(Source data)
━━━━━━━━

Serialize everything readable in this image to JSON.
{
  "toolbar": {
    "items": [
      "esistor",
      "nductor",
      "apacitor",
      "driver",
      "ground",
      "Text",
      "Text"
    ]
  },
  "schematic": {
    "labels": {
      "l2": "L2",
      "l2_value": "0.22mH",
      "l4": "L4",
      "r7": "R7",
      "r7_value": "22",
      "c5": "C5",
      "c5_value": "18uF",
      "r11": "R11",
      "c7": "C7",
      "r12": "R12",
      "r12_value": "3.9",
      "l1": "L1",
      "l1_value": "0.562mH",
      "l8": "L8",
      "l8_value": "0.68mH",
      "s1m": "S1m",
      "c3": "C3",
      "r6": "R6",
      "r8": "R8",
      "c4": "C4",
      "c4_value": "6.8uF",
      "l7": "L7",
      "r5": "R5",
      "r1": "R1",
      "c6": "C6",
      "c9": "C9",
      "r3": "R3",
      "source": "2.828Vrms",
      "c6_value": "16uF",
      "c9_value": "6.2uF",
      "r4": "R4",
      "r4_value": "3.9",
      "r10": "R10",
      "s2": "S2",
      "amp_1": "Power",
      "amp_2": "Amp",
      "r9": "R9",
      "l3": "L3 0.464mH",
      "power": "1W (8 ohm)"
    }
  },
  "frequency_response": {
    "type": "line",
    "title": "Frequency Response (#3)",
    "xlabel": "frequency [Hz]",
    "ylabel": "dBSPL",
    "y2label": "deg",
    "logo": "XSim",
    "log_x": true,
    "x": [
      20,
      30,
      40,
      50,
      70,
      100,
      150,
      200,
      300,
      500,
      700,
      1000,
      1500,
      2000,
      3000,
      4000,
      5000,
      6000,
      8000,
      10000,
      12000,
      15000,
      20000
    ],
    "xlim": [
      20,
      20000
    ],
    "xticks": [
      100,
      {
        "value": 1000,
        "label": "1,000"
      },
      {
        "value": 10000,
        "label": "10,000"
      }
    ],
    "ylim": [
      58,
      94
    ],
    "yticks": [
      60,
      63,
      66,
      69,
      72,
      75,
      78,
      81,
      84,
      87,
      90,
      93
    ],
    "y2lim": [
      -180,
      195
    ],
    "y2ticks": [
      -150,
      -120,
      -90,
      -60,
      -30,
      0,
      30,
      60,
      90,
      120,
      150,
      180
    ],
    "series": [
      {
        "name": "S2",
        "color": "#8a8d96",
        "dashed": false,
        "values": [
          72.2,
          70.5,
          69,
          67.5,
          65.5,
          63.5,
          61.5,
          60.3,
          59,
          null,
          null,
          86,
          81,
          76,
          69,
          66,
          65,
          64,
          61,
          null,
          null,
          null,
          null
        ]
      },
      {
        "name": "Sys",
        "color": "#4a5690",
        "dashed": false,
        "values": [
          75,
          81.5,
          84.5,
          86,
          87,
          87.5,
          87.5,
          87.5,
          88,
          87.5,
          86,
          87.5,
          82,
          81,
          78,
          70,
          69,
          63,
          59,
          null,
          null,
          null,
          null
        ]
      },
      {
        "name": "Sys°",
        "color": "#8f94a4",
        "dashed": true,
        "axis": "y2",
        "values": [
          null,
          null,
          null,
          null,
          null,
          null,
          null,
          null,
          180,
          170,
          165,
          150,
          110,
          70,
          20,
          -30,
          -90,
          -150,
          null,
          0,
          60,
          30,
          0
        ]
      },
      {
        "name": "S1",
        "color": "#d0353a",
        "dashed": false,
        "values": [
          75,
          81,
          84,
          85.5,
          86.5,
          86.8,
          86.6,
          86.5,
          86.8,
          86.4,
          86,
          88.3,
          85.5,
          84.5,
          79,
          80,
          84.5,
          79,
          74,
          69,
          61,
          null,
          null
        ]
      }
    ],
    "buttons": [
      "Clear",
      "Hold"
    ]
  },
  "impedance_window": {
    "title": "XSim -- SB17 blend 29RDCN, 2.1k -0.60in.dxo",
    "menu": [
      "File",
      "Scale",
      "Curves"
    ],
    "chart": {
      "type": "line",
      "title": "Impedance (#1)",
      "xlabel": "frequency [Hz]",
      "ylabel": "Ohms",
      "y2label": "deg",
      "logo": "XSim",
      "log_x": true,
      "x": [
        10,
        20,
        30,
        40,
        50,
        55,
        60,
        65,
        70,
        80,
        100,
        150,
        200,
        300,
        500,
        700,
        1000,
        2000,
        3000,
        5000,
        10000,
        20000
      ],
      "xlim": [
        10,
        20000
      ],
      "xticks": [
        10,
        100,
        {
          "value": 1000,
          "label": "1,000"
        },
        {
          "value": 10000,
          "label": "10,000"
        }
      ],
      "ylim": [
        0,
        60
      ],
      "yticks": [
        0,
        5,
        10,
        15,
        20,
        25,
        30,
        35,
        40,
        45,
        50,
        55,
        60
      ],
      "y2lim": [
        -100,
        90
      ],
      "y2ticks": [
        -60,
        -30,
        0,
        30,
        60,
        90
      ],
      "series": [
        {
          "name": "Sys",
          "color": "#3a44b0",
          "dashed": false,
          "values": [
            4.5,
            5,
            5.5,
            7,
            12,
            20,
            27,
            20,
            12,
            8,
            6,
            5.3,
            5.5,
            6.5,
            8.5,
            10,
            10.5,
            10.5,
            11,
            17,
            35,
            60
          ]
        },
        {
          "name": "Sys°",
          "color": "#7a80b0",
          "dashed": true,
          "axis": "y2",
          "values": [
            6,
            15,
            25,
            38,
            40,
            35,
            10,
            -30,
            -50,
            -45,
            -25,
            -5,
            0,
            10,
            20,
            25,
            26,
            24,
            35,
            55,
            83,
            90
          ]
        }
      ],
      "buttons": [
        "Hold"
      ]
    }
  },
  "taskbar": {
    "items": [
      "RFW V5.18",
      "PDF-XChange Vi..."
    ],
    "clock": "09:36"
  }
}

━━━━━━━━

Using the exact wording, write out all of the records.

Serialize everything readable in this image to JSON.
{
  "toolbar": {
    "items": [
      "esistor",
      "nductor",
      "apacitor",
      "driver",
      "ground",
      "Text",
      "Text"
    ]
  },
  "schematic": {
    "labels": {
      "l2": "L2",
      "l2_value": "0.22mH",
      "l4": "L4",
      "r7": "R7",
      "r7_value": "22",
      "c5": "C5",
      "c5_value": "18uF",
      "r11": "R11",
      "c7": "C7",
      "r12": "R12",
      "r12_value": "3.9",
      "l1": "L1",
      "l1_value": "0.562mH",
      "l8": "L8",
      "l8_value": "0.68mH",
      "s1m": "S1m",
      "c3": "C3",
      "r6": "R6",
      "r8": "R8",
      "c4": "C4",
      "c4_value": "6.8uF",
      "l7": "L7",
      "r5": "R5",
      "r1": "R1",
      "c6": "C6",
      "c9": "C9",
      "r3": "R3",
      "source": "2.828Vrms",
      "c6_value": "16uF",
      "c9_value": "6.2uF",
      "r4": "R4",
      "r4_value": "3.9",
      "r10": "R10",
      "s2": "S2",
      "amp_1": "Power",
      "amp_2": "Amp",
      "r9": "R9",
      "l3": "L3 0.464mH",
      "power": "1W (8 ohm)"
    }
  },
  "frequency_response": {
    "type": "line",
    "title": "Frequency Response (#3)",
    "xlabel": "frequency [Hz]",
    "ylabel": "dBSPL",
    "y2label": "deg",
    "logo": "XSim",
    "log_x": true,
    "x": [
      20,
      30,
      40,
      50,
      70,
      100,
      150,
      200,
      300,
      500,
      700,
      1000,
      1500,
      2000,
      3000,
      4000,
      5000,
      6000,
      8000,
      10000,
      12000,
      15000,
      20000
    ],
    "xlim": [
      20,
      20000
    ],
    "xticks": [
      100,
      {
        "value": 1000,
        "label": "1,000"
      },
      {
        "value": 10000,
        "label": "10,000"
      }
    ],
    "ylim": [
      58,
      94
    ],
    "yticks": [
      60,
      63,
      66,
      69,
      72,
      75,
      78,
      81,
      84,
      87,
      90,
      93
    ],
    "y2lim": [
      -180,
      195
    ],
    "y2ticks": [
      -150,
      -120,
      -90,
      -60,
      -30,
      0,
      30,
      60,
      90,
      120,
      150,
      180
    ],
    "series": [
      {
        "name": "S2",
        "color": "#8a8d96",
        "dashed": false,
        "values": [
          72.2,
          70.5,
          69,
          67.5,
          65.5,
          63.5,
          61.5,
          60.3,
          59,
          null,
          null,
          86,
          81,
          76,
          69,
          66,
          65,
          64,
          61,
          null,
          null,
          null,
          null
        ]
      },
      {
        "name": "Sys",
        "color": "#4a5690",
        "dashed": false,
        "values": [
          75,
          81.5,
          84.5,
          86,
          87,
          87.5,
          87.5,
          87.5,
          88,
          87.5,
          86,
          87.5,
          82,
          81,
          78,
          70,
          69,
          63,
          59,
          null,
          null,
          null,
          null
        ]
      },
      {
        "name": "Sys°",
        "color": "#8f94a4",
        "dashed": true,
        "axis": "y2",
        "values": [
          null,
          null,
          null,
          null,
          null,
          null,
          null,
          null,
          180,
          170,
          165,
          150,
          110,
          70,
          20,
          -30,
          -90,
          -150,
          null,
          0,
          60,
          30,
          0
        ]
      },
      {
        "name": "S1",
        "color": "#d0353a",
        "dashed": false,
        "values": [
          75,
          81,
          84,
          85.5,
          86.5,
          86.8,
          86.6,
          86.5,
          86.8,
          86.4,
          86,
          88.3,
          85.5,
          84.5,
          79,
          80,
          84.5,
          79,
          74,
          69,
          61,
          null,
          null
        ]
      }
    ],
    "buttons": [
      "Clear",
      "Hold"
    ]
  },
  "impedance_window": {
    "title": "XSim -- SB17 blend 29RDCN, 2.1k -0.60in.dxo",
    "menu": [
      "File",
      "Scale",
      "Curves"
    ],
    "chart": {
      "type": "line",
      "title": "Impedance (#1)",
      "xlabel": "frequency [Hz]",
      "ylabel": "Ohms",
      "y2label": "deg",
      "logo": "XSim",
      "log_x": true,
      "x": [
        10,
        20,
        30,
        40,
        50,
        55,
        60,
        65,
        70,
        80,
        100,
        150,
        200,
        300,
        500,
        700,
        1000,
        2000,
        3000,
        5000,
        10000,
        20000
      ],
      "xlim": [
        10,
        20000
      ],
      "xticks": [
        10,
        100,
        {
          "value": 1000,
          "label": "1,000"
        },
        {
          "value": 10000,
          "label": "10,000"
        }
      ],
      "ylim": [
        0,
        60
      ],
      "yticks": [
        0,
        5,
        10,
        15,
        20,
        25,
        30,
        35,
        40,
        45,
        50,
        55,
        60
      ],
      "y2lim": [
        -100,
        90
      ],
      "y2ticks": [
        -60,
        -30,
        0,
        30,
        60,
        90
      ],
      "series": [
        {
          "name": "Sys",
          "color": "#3a44b0",
          "dashed": false,
          "values": [
            4.5,
            5,
            5.5,
            7,
            12,
            20,
            27,
            20,
            12,
            8,
            6,
            5.3,
            5.5,
            6.5,
            8.5,
            10,
            10.5,
            10.5,
            11,
            17,
            35,
            60
          ]
        },
        {
          "name": "Sys°",
          "color": "#7a80b0",
          "dashed": true,
          "axis": "y2",
          "values": [
            6,
            15,
            25,
            38,
            40,
            35,
            10,
            -30,
            -50,
            -45,
            -25,
            -5,
            0,
            10,
            20,
            25,
            26,
            24,
            35,
            55,
            83,
            90
          ]
        }
      ],
      "buttons": [
        "Hold"
      ]
    }
  },
  "taskbar": {
    "items": [
      "RFW V5.18",
      "PDF-XChange Vi..."
    ],
    "clock": "09:36"
  }
}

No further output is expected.